■ **THE EXERCISE**
Write out every one of the entries below word for word, keeping each line unchanged.
═════ ENTRIES PROVIDED
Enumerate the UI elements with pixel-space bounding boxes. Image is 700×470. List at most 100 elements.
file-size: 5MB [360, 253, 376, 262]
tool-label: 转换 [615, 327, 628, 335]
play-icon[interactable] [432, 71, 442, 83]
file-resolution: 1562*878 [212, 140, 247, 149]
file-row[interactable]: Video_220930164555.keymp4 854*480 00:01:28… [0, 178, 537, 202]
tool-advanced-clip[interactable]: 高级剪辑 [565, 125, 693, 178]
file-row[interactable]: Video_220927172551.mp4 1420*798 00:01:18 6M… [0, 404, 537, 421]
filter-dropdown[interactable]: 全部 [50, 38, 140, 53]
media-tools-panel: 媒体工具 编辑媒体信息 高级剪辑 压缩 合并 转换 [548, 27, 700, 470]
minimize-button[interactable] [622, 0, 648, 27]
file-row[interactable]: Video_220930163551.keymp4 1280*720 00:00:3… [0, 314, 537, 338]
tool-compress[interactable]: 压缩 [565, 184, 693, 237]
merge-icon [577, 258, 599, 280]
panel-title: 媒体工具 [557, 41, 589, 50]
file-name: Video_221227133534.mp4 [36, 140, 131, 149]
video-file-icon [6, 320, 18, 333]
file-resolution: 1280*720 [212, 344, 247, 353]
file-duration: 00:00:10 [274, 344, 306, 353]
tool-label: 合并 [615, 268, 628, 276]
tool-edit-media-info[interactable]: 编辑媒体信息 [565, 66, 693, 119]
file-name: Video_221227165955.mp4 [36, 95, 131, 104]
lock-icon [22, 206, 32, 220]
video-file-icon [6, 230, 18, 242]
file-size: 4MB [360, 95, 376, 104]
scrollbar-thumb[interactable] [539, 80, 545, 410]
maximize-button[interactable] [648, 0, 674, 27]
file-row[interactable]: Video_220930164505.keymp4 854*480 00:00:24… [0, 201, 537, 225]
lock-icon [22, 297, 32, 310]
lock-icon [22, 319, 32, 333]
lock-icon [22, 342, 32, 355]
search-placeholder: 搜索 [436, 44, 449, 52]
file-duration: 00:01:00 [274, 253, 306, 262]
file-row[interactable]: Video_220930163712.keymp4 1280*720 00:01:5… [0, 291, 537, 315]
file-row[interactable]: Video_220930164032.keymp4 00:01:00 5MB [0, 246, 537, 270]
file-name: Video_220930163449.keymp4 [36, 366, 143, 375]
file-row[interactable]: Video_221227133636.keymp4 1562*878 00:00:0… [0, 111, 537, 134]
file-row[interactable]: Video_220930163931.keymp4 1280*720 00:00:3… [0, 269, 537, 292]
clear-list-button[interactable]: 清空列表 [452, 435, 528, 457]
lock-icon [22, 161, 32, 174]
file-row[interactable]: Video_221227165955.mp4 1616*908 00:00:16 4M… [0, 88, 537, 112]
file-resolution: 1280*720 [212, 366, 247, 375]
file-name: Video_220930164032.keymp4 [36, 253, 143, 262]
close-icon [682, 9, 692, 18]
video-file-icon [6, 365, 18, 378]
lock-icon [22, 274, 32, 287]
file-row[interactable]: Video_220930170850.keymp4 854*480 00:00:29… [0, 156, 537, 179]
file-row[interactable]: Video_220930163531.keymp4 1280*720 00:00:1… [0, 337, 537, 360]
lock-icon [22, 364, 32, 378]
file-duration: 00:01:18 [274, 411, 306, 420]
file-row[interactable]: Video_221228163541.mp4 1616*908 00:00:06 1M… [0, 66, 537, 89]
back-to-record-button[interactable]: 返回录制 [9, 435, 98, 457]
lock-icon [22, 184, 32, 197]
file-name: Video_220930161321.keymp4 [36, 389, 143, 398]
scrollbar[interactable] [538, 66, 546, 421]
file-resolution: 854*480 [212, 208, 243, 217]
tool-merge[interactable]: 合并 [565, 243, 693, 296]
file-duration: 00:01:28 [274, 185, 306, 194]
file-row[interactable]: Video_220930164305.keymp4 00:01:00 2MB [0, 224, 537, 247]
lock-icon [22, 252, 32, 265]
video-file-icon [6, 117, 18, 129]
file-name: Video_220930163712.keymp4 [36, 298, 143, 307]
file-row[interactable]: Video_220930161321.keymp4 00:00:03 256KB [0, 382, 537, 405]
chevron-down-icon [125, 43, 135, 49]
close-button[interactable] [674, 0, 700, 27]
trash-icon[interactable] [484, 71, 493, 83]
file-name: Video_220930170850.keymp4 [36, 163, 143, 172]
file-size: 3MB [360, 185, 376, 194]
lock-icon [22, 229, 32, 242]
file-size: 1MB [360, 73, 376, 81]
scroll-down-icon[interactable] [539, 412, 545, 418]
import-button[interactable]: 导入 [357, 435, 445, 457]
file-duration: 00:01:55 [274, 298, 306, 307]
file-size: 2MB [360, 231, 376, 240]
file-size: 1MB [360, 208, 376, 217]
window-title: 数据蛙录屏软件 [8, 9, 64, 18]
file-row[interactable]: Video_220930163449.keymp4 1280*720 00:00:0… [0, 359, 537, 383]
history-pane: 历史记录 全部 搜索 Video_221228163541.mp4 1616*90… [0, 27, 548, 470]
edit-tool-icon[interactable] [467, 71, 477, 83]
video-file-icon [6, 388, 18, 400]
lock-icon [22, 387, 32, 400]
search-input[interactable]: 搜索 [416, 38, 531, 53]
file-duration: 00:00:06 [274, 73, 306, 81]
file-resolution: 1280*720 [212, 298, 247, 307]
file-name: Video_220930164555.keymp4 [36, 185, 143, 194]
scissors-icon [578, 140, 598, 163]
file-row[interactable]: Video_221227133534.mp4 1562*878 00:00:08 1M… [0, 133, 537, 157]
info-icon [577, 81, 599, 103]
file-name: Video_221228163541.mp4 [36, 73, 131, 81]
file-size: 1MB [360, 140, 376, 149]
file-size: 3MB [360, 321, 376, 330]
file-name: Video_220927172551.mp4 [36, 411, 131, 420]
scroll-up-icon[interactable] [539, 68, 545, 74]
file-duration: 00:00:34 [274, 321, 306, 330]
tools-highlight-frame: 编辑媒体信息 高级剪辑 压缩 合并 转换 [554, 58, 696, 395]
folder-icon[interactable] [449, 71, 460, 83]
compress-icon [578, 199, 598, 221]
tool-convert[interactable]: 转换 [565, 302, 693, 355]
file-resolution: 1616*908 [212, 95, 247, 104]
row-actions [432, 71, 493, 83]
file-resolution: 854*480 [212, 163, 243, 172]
══════════
■ **WRITTEN SOLUTION**
Enumerate the UI elements with pixel-space bounding boxes. Image is 700×470. List at most 100 elements.
file-size: 5MB [360, 253, 376, 262]
tool-label: 转换 [615, 327, 628, 335]
play-icon[interactable] [432, 71, 442, 83]
file-resolution: 1562*878 [212, 140, 247, 149]
file-row[interactable]: Video_220930164555.keymp4 854*480 00:01:28… [0, 178, 537, 202]
tool-advanced-clip[interactable]: 高级剪辑 [565, 125, 693, 178]
file-row[interactable]: Video_220927172551.mp4 1420*798 00:01:18 6M… [0, 404, 537, 421]
filter-dropdown[interactable]: 全部 [50, 38, 140, 53]
media-tools-panel: 媒体工具 编辑媒体信息 高级剪辑 压缩 合并 转换 [548, 27, 700, 470]
minimize-button[interactable] [622, 0, 648, 27]
file-row[interactable]: Video_220930163551.keymp4 1280*720 00:00:3… [0, 314, 537, 338]
tool-compress[interactable]: 压缩 [565, 184, 693, 237]
merge-icon [577, 258, 599, 280]
panel-title: 媒体工具 [557, 41, 589, 50]
file-name: Video_221227133534.mp4 [36, 140, 131, 149]
video-file-icon [6, 320, 18, 333]
file-resolution: 1280*720 [212, 344, 247, 353]
file-duration: 00:00:10 [274, 344, 306, 353]
tool-label: 合并 [615, 268, 628, 276]
tool-edit-media-info[interactable]: 编辑媒体信息 [565, 66, 693, 119]
file-name: Video_221227165955.mp4 [36, 95, 131, 104]
lock-icon [22, 206, 32, 220]
video-file-icon [6, 230, 18, 242]
file-size: 4MB [360, 95, 376, 104]
scrollbar-thumb[interactable] [539, 80, 545, 410]
maximize-button[interactable] [648, 0, 674, 27]
file-row[interactable]: Video_220930164505.keymp4 854*480 00:00:24… [0, 201, 537, 225]
lock-icon [22, 297, 32, 310]
lock-icon [22, 319, 32, 333]
lock-icon [22, 342, 32, 355]
search-placeholder: 搜索 [436, 44, 449, 52]
file-duration: 00:01:00 [274, 253, 306, 262]
file-row[interactable]: Video_220930163712.keymp4 1280*720 00:01:5… [0, 291, 537, 315]
file-row[interactable]: Video_220930164032.keymp4 00:01:00 5MB [0, 246, 537, 270]
file-name: Video_220930163449.keymp4 [36, 366, 143, 375]
file-row[interactable]: Video_221227133636.keymp4 1562*878 00:00:0… [0, 111, 537, 134]
file-row[interactable]: Video_220930163931.keymp4 1280*720 00:00:3… [0, 269, 537, 292]
clear-list-button[interactable]: 清空列表 [452, 435, 528, 457]
lock-icon [22, 161, 32, 174]
file-row[interactable]: Video_221227165955.mp4 1616*908 00:00:16 4M… [0, 88, 537, 112]
file-resolution: 1280*720 [212, 366, 247, 375]
file-name: Video_220930164032.keymp4 [36, 253, 143, 262]
close-icon [682, 9, 692, 18]
video-file-icon [6, 365, 18, 378]
lock-icon [22, 274, 32, 287]
file-row[interactable]: Video_220930170850.keymp4 854*480 00:00:29… [0, 156, 537, 179]
file-row[interactable]: Video_220930163531.keymp4 1280*720 00:00:1… [0, 337, 537, 360]
lock-icon [22, 364, 32, 378]
file-duration: 00:01:18 [274, 411, 306, 420]
file-row[interactable]: Video_221228163541.mp4 1616*908 00:00:06 1M… [0, 66, 537, 89]
back-to-record-button[interactable]: 返回录制 [9, 435, 98, 457]
lock-icon [22, 184, 32, 197]
file-name: Video_220930161321.keymp4 [36, 389, 143, 398]
scrollbar[interactable] [538, 66, 546, 421]
file-resolution: 854*480 [212, 208, 243, 217]
tool-merge[interactable]: 合并 [565, 243, 693, 296]
file-duration: 00:01:28 [274, 185, 306, 194]
file-row[interactable]: Video_220930164305.keymp4 00:01:00 2MB [0, 224, 537, 247]
lock-icon [22, 252, 32, 265]
video-file-icon [6, 117, 18, 129]
file-name: Video_220930163712.keymp4 [36, 298, 143, 307]
file-row[interactable]: Video_220930161321.keymp4 00:00:03 256KB [0, 382, 537, 405]
chevron-down-icon [125, 43, 135, 49]
close-button[interactable] [674, 0, 700, 27]
trash-icon[interactable] [484, 71, 493, 83]
file-name: Video_220930170850.keymp4 [36, 163, 143, 172]
file-size: 3MB [360, 185, 376, 194]
lock-icon [22, 229, 32, 242]
file-size: 1MB [360, 73, 376, 81]
scroll-down-icon[interactable] [539, 412, 545, 418]
import-button[interactable]: 导入 [357, 435, 445, 457]
file-duration: 00:01:55 [274, 298, 306, 307]
file-size: 2MB [360, 231, 376, 240]
file-size: 1MB [360, 208, 376, 217]
window-title: 数据蛙录屏软件 [8, 9, 64, 18]
file-row[interactable]: Video_220930163449.keymp4 1280*720 00:00:0… [0, 359, 537, 383]
history-pane: 历史记录 全部 搜索 Video_221228163541.mp4 1616*90… [0, 27, 548, 470]
edit-tool-icon[interactable] [467, 71, 477, 83]
video-file-icon [6, 388, 18, 400]
lock-icon [22, 387, 32, 400]
search-input[interactable]: 搜索 [416, 38, 531, 53]
file-duration: 00:00:06 [274, 73, 306, 81]
file-resolution: 1280*720 [212, 298, 247, 307]
file-name: Video_220930164555.keymp4 [36, 185, 143, 194]
scissors-icon [578, 140, 598, 163]
file-row[interactable]: Video_221227133534.mp4 1562*878 00:00:08 1M… [0, 133, 537, 157]
info-icon [577, 81, 599, 103]
file-name: Video_221228163541.mp4 [36, 73, 131, 81]
file-size: 1MB [360, 140, 376, 149]
file-size: 3MB [360, 321, 376, 330]
file-name: Video_220927172551.mp4 [36, 411, 131, 420]
scroll-up-icon[interactable] [539, 68, 545, 74]
file-duration: 00:00:34 [274, 321, 306, 330]
tools-highlight-frame: 编辑媒体信息 高级剪辑 压缩 合并 转换 [554, 58, 696, 395]
folder-icon[interactable] [449, 71, 460, 83]
compress-icon [578, 199, 598, 221]
tool-convert[interactable]: 转换 [565, 302, 693, 355]
file-resolution: 1616*908 [212, 95, 247, 104]
row-actions [432, 71, 493, 83]
file-resolution: 854*480 [212, 163, 243, 172]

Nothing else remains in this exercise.